### STATED EXERCISE
Look through the material and copy each line holding "VERİ".

### GIVEN INFORMATION
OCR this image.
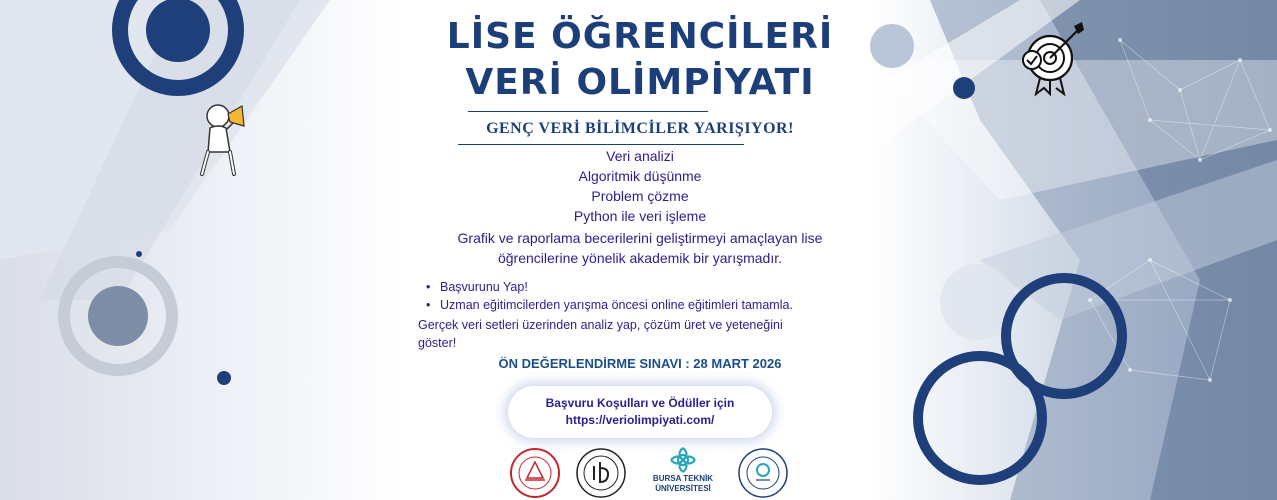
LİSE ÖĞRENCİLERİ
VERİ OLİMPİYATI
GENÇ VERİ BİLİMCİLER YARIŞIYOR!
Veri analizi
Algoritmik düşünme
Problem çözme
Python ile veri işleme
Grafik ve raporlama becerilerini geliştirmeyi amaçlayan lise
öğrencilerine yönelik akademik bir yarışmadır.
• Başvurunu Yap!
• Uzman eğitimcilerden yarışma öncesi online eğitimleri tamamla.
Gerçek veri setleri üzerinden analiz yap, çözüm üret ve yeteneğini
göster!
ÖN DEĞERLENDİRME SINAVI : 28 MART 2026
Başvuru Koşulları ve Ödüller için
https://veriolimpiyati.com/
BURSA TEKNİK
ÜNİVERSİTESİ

* * *

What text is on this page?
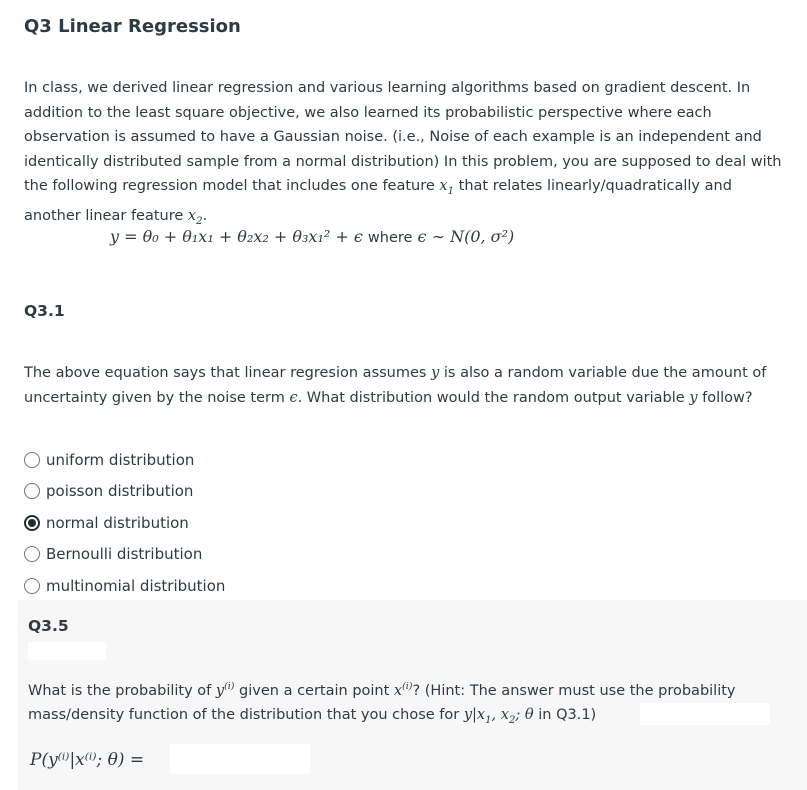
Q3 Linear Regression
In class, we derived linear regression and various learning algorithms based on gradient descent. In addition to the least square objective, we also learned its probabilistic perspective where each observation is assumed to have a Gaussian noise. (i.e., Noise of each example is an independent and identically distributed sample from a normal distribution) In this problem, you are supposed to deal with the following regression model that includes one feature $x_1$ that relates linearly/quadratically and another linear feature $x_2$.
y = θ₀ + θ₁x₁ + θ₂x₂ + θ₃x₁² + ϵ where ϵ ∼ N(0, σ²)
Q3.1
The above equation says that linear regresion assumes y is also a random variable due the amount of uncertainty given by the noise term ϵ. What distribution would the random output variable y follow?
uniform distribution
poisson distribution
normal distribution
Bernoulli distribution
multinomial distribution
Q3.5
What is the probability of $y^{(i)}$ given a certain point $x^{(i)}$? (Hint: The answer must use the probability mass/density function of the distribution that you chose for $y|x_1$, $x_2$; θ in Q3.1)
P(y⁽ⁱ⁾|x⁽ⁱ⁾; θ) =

### EXERCISE RESULT
VERİ OLİMPİYATI
GENÇ VERİ BİLİMCİLER YARIŞIYOR!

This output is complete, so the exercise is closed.